PROBLEM DESCRIPTION: Give the data a second time, exactly and in full.

+++

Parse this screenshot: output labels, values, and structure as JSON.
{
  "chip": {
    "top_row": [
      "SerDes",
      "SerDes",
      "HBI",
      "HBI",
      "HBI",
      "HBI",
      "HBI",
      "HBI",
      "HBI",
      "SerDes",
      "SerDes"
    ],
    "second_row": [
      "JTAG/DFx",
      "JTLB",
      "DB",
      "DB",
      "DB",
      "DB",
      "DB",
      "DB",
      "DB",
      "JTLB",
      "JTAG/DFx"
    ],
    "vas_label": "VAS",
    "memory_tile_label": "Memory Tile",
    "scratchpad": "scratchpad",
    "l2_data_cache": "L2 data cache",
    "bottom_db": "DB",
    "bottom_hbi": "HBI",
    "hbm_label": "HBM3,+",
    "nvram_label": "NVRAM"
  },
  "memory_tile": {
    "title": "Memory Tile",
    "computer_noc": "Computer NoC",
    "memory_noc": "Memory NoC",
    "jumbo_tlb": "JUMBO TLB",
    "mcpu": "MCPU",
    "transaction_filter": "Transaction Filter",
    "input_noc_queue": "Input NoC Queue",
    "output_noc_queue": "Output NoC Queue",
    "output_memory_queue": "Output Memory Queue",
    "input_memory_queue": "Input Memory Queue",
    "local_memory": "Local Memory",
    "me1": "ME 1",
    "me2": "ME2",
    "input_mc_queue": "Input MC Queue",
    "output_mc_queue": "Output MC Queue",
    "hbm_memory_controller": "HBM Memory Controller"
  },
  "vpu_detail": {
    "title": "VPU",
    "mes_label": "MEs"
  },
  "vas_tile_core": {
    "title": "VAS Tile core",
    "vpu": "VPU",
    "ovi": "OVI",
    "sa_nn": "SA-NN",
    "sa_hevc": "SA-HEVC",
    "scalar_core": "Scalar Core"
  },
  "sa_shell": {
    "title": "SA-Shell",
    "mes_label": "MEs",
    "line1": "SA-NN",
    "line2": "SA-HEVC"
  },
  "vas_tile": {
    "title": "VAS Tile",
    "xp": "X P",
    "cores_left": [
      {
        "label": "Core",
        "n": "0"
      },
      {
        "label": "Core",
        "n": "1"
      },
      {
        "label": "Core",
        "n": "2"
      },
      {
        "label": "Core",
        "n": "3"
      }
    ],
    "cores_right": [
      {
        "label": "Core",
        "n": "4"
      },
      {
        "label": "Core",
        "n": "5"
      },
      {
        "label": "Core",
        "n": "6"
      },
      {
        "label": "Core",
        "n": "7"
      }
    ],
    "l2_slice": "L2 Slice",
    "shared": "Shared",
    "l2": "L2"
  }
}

+++

SOLUTION BELOW:
Parse this screenshot: output labels, values, and structure as JSON.
{
  "chip": {
    "top_row": [
      "SerDes",
      "SerDes",
      "HBI",
      "HBI",
      "HBI",
      "HBI",
      "HBI",
      "HBI",
      "HBI",
      "SerDes",
      "SerDes"
    ],
    "second_row": [
      "JTAG/DFx",
      "JTLB",
      "DB",
      "DB",
      "DB",
      "DB",
      "DB",
      "DB",
      "DB",
      "JTLB",
      "JTAG/DFx"
    ],
    "vas_label": "VAS",
    "memory_tile_label": "Memory Tile",
    "scratchpad": "scratchpad",
    "l2_data_cache": "L2 data cache",
    "bottom_db": "DB",
    "bottom_hbi": "HBI",
    "hbm_label": "HBM3,+",
    "nvram_label": "NVRAM"
  },
  "memory_tile": {
    "title": "Memory Tile",
    "computer_noc": "Computer NoC",
    "memory_noc": "Memory NoC",
    "jumbo_tlb": "JUMBO TLB",
    "mcpu": "MCPU",
    "transaction_filter": "Transaction Filter",
    "input_noc_queue": "Input NoC Queue",
    "output_noc_queue": "Output NoC Queue",
    "output_memory_queue": "Output Memory Queue",
    "input_memory_queue": "Input Memory Queue",
    "local_memory": "Local Memory",
    "me1": "ME 1",
    "me2": "ME2",
    "input_mc_queue": "Input MC Queue",
    "output_mc_queue": "Output MC Queue",
    "hbm_memory_controller": "HBM Memory Controller"
  },
  "vpu_detail": {
    "title": "VPU",
    "mes_label": "MEs"
  },
  "vas_tile_core": {
    "title": "VAS Tile core",
    "vpu": "VPU",
    "ovi": "OVI",
    "sa_nn": "SA-NN",
    "sa_hevc": "SA-HEVC",
    "scalar_core": "Scalar Core"
  },
  "sa_shell": {
    "title": "SA-Shell",
    "mes_label": "MEs",
    "line1": "SA-NN",
    "line2": "SA-HEVC"
  },
  "vas_tile": {
    "title": "VAS Tile",
    "xp": "X P",
    "cores_left": [
      {
        "label": "Core",
        "n": "0"
      },
      {
        "label": "Core",
        "n": "1"
      },
      {
        "label": "Core",
        "n": "2"
      },
      {
        "label": "Core",
        "n": "3"
      }
    ],
    "cores_right": [
      {
        "label": "Core",
        "n": "4"
      },
      {
        "label": "Core",
        "n": "5"
      },
      {
        "label": "Core",
        "n": "6"
      },
      {
        "label": "Core",
        "n": "7"
      }
    ],
    "l2_slice": "L2 Slice",
    "shared": "Shared",
    "l2": "L2"
  }
}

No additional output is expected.